■ REQUIRED TASK ■
Can you transcribe the data exactly? Leave the pictures out.

── RECORD SET ──

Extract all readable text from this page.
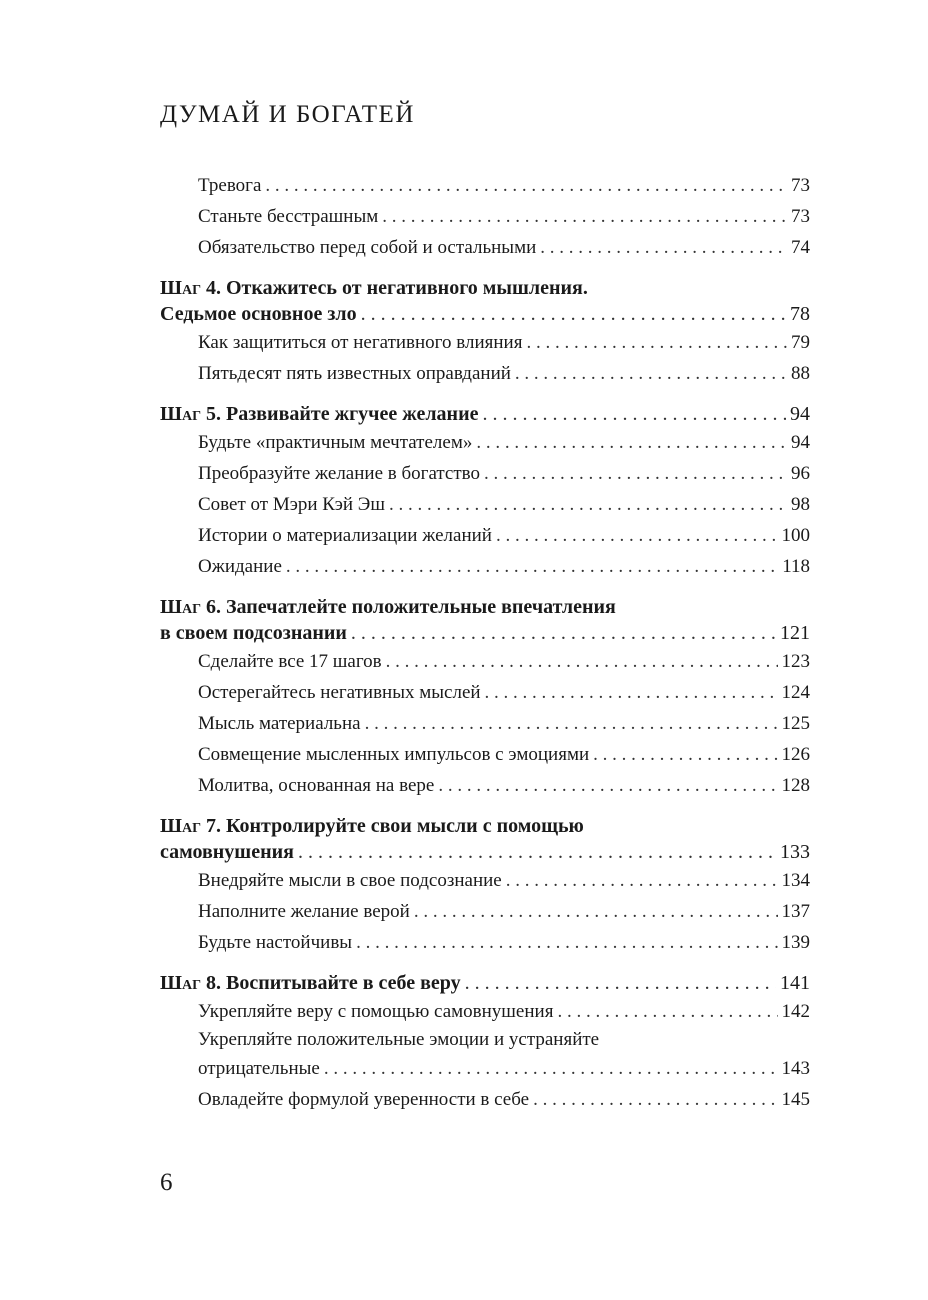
ДУМАЙ И БОГАТЕЙ
Тревога . . .	73
Станьте бесстрашным . . .	73
Обязательство перед собой и остальными . . .	74
Шаг 4. Откажитесь от негативного мышления.
Седьмое основное зло . . .	78
Как защититься от негативного влияния . . .	79
Пятьдесят пять известных оправданий . . .	88
Шаг 5. Развивайте жгучее желание . . .	94
Будьте «практичным мечтателем» . . .	94
Преобразуйте желание в богатство . . .	96
Совет от Мэри Кэй Эш . . .	98
Истории о материализации желаний . . .	100
Ожидание . . .	118
Шаг 6. Запечатлейте положительные впечатления
в своем подсознании . . .	121
Сделайте все 17 шагов . . .	123
Остерегайтесь негативных мыслей . . .	124
Мысль материальна . . .	125
Совмещение мысленных импульсов с эмоциями . . .	126
Молитва, основанная на вере . . .	128
Шаг 7. Контролируйте свои мысли с помощью
самовнушения . . .	133
Внедряйте мысли в свое подсознание . . .	134
Наполните желание верой . . .	137
Будьте настойчивы . . .	139
Шаг 8. Воспитывайте в себе веру . . .	141
Укрепляйте веру с помощью самовнушения . . .	142
Укрепляйте положительные эмоции и устраняйте
отрицательные . . .	143
Овладейте формулой уверенности в себе . . .	145
6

───

■ EXPECTED ANSWER ■
Extract all readable text from this page.
ДУМАЙ И БОГАТЕЙ
Тревога . . .	73
Станьте бесстрашным . . .	73
Обязательство перед собой и остальными . . .	74
Шаг 4. Откажитесь от негативного мышления.
Седьмое основное зло . . .	78
Как защититься от негативного влияния . . .	79
Пятьдесят пять известных оправданий . . .	88
Шаг 5. Развивайте жгучее желание . . .	94
Будьте «практичным мечтателем» . . .	94
Преобразуйте желание в богатство . . .	96
Совет от Мэри Кэй Эш . . .	98
Истории о материализации желаний . . .	100
Ожидание . . .	118
Шаг 6. Запечатлейте положительные впечатления
в своем подсознании . . .	121
Сделайте все 17 шагов . . .	123
Остерегайтесь негативных мыслей . . .	124
Мысль материальна . . .	125
Совмещение мысленных импульсов с эмоциями . . .	126
Молитва, основанная на вере . . .	128
Шаг 7. Контролируйте свои мысли с помощью
самовнушения . . .	133
Внедряйте мысли в свое подсознание . . .	134
Наполните желание верой . . .	137
Будьте настойчивы . . .	139
Шаг 8. Воспитывайте в себе веру . . .	141
Укрепляйте веру с помощью самовнушения . . .	142
Укрепляйте положительные эмоции и устраняйте
отрицательные . . .	143
Овладейте формулой уверенности в себе . . .	145
6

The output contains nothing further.